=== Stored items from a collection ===
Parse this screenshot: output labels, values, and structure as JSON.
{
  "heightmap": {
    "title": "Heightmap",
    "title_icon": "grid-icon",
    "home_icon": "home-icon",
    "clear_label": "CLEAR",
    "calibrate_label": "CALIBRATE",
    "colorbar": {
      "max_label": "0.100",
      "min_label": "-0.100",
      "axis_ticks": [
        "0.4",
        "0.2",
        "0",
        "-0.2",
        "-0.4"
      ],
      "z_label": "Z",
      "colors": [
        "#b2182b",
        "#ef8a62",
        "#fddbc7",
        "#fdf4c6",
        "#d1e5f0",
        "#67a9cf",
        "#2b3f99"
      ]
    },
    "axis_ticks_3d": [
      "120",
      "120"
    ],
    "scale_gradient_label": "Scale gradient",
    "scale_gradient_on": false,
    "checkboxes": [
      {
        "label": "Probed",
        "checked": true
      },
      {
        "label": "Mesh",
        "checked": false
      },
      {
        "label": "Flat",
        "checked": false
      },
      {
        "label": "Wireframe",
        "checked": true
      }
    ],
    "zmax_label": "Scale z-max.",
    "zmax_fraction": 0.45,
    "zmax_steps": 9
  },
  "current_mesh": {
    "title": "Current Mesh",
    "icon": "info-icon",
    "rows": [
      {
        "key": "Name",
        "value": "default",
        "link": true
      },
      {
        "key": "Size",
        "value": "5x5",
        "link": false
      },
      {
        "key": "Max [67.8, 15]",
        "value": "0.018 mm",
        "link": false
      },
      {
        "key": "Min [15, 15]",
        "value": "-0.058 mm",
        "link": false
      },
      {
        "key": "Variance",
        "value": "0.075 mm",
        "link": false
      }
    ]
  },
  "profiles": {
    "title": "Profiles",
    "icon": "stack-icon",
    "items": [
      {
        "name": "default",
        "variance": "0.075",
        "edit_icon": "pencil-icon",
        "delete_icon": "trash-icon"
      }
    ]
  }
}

=== Task to carry out ===
Copy all the lines above that hold the string "icon".

=== Result for this exercise ===
    "title_icon": "grid-icon",
    "home_icon": "home-icon",
    "icon": "info-icon",
    "icon": "stack-icon",
        "edit_icon": "pencil-icon",
        "delete_icon": "trash-icon"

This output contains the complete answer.